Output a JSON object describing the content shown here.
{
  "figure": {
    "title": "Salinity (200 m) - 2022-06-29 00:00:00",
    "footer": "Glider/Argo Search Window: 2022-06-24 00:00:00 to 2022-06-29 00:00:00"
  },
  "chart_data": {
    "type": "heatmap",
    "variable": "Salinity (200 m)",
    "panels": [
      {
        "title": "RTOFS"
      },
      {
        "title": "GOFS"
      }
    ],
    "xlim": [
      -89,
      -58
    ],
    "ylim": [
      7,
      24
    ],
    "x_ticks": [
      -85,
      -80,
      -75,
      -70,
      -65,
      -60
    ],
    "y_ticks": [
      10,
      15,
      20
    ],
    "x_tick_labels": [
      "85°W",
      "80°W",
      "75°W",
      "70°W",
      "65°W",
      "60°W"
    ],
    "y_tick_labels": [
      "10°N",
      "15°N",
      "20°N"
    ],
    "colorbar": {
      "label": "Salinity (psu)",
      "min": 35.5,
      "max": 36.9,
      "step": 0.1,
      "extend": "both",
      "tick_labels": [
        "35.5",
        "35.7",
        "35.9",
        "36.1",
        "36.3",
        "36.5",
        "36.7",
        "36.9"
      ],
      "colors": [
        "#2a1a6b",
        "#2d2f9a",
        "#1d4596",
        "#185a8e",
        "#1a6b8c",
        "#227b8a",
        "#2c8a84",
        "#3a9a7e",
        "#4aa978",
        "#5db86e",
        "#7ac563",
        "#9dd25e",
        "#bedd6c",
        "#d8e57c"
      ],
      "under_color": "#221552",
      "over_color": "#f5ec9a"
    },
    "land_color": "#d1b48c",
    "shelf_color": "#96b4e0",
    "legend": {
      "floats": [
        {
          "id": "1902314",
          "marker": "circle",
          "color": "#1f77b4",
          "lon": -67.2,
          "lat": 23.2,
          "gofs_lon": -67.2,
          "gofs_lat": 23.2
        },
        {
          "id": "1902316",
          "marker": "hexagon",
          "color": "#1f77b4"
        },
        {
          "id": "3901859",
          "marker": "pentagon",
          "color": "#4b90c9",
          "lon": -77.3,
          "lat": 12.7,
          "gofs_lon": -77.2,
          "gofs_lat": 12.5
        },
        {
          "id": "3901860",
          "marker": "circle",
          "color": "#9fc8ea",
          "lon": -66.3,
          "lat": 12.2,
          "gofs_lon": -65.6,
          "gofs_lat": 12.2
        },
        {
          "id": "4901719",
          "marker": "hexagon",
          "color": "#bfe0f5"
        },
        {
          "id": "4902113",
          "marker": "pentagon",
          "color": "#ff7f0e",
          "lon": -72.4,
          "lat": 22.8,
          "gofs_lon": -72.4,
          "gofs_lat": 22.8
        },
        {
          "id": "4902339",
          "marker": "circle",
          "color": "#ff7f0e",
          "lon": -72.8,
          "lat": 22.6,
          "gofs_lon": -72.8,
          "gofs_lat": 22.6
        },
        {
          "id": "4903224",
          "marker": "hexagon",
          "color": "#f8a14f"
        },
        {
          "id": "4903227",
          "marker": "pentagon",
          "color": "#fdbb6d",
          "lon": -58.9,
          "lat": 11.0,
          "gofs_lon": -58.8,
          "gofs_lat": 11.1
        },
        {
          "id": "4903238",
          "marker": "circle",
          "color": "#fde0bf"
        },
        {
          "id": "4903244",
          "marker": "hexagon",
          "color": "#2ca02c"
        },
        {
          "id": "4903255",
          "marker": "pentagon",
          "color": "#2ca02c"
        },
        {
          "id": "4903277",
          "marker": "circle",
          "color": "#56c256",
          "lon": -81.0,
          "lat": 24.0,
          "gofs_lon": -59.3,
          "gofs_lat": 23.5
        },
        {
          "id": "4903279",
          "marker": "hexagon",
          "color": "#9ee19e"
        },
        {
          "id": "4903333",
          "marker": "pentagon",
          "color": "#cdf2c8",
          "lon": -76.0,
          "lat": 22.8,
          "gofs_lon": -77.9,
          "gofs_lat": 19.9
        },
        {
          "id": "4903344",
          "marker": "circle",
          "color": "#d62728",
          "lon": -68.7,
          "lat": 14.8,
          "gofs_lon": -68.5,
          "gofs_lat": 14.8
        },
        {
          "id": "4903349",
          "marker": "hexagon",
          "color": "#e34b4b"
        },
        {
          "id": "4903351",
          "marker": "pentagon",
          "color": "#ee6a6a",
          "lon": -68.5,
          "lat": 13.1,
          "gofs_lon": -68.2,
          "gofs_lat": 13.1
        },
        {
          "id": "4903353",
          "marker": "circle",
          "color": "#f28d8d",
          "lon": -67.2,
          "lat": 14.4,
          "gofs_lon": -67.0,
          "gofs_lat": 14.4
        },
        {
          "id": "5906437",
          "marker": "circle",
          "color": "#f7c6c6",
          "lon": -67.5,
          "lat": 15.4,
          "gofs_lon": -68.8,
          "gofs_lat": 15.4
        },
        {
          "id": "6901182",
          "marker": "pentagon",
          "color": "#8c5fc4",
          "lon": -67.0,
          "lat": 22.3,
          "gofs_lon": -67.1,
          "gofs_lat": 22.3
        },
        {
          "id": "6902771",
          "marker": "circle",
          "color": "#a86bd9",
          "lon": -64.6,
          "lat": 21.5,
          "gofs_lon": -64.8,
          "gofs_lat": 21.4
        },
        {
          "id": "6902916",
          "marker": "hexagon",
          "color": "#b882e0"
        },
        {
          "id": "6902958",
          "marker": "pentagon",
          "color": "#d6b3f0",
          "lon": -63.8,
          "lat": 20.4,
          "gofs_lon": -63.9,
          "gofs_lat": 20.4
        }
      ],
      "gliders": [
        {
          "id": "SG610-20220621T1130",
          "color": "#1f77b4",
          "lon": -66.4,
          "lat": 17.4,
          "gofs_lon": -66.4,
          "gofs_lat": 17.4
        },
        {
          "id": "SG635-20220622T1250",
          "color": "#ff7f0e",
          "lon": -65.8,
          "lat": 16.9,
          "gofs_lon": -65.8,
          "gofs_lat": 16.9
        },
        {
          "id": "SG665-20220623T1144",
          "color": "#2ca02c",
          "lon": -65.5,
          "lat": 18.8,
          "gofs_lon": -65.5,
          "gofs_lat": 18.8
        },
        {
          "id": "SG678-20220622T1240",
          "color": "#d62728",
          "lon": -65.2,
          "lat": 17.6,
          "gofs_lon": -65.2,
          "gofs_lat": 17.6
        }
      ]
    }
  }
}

══════════════════════════════

-- Stated task --
Within the entries above, work out how many lines contain the word "Salinity". The number alone is the answer.

-- Task answer --
3